# Dataset items
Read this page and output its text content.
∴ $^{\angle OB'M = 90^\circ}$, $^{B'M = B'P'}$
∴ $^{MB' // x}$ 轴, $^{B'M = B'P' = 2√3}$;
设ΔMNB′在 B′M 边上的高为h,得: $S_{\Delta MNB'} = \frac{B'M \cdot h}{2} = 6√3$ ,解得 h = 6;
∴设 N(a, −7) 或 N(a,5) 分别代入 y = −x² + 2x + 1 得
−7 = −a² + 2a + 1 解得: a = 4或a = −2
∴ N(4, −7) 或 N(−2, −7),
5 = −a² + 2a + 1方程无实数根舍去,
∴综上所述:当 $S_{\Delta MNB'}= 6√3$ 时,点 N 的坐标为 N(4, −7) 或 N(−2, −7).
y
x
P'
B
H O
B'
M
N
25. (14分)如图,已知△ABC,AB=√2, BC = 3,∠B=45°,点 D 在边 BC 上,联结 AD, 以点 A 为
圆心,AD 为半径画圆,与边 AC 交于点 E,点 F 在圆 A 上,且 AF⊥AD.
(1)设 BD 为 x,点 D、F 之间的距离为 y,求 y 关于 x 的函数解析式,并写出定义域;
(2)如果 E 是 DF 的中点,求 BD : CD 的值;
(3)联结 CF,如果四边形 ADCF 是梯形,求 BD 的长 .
...
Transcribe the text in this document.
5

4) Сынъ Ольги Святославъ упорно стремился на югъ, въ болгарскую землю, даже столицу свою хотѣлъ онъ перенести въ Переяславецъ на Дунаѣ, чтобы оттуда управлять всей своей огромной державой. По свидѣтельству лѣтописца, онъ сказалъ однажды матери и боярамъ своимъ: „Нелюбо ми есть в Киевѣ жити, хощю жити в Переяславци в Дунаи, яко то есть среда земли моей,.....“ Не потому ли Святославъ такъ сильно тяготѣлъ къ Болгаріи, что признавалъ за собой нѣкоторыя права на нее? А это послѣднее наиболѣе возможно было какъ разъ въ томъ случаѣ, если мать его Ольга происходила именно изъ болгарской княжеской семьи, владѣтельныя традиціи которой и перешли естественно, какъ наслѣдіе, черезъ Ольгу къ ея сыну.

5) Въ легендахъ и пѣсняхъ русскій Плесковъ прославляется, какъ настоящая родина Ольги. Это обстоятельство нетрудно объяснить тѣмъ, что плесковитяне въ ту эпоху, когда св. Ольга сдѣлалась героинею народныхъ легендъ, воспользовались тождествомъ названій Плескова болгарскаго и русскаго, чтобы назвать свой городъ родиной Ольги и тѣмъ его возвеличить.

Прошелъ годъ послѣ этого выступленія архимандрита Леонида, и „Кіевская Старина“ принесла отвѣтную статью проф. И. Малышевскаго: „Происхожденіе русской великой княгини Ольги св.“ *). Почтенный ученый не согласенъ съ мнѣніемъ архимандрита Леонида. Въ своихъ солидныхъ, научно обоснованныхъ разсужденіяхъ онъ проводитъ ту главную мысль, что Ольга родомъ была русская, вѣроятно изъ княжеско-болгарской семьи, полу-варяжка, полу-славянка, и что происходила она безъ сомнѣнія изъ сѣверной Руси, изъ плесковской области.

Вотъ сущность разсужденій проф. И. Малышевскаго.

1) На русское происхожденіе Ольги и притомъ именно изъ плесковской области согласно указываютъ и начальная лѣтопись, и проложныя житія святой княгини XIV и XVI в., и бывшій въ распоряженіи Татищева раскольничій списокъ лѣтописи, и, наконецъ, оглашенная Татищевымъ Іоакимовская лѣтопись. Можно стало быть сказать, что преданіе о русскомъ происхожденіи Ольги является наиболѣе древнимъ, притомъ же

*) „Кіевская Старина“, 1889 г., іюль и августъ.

# Exercise directions
Scan the listing above. Collect all lines with the word "происходила".

# Answer to the task
4) Сынъ Ольги Святославъ упорно стремился на югъ, въ болгарскую землю, даже столицу свою хотѣлъ онъ перенести въ Переяславецъ на Дунаѣ, чтобы оттуда управлять всей своей огромной державой. По свидѣтельству лѣтописца, онъ сказалъ однажды матери и боярамъ своимъ: „Нелюбо ми есть в Киевѣ жити, хощю жити в Переяславци в Дунаи, яко то есть среда земли моей,.....“ Не потому ли Святославъ такъ сильно тяготѣлъ къ Болгаріи, что признавалъ за собой нѣкоторыя права на нее? А это послѣднее наиболѣе возможно было какъ разъ въ томъ случаѣ, если мать его Ольга происходила именно изъ болгарской княжеской семьи, владѣтельныя традиціи которой и перешли естественно, какъ наслѣдіе, черезъ Ольгу къ ея сыну.
Прошелъ годъ послѣ этого выступленія архимандрита Леонида, и „Кіевская Старина“ принесла отвѣтную статью проф. И. Малышевскаго: „Происхожденіе русской великой княгини Ольги св.“ *). Почтенный ученый не согласенъ съ мнѣніемъ архимандрита Леонида. Въ своихъ солидныхъ, научно обоснованныхъ разсужденіяхъ онъ проводитъ ту главную мысль, что Ольга родомъ была русская, вѣроятно изъ княжеско-болгарской семьи, полу-варяжка, полу-славянка, и что происходила она безъ сомнѣнія изъ сѣверной Руси, изъ плесковской области.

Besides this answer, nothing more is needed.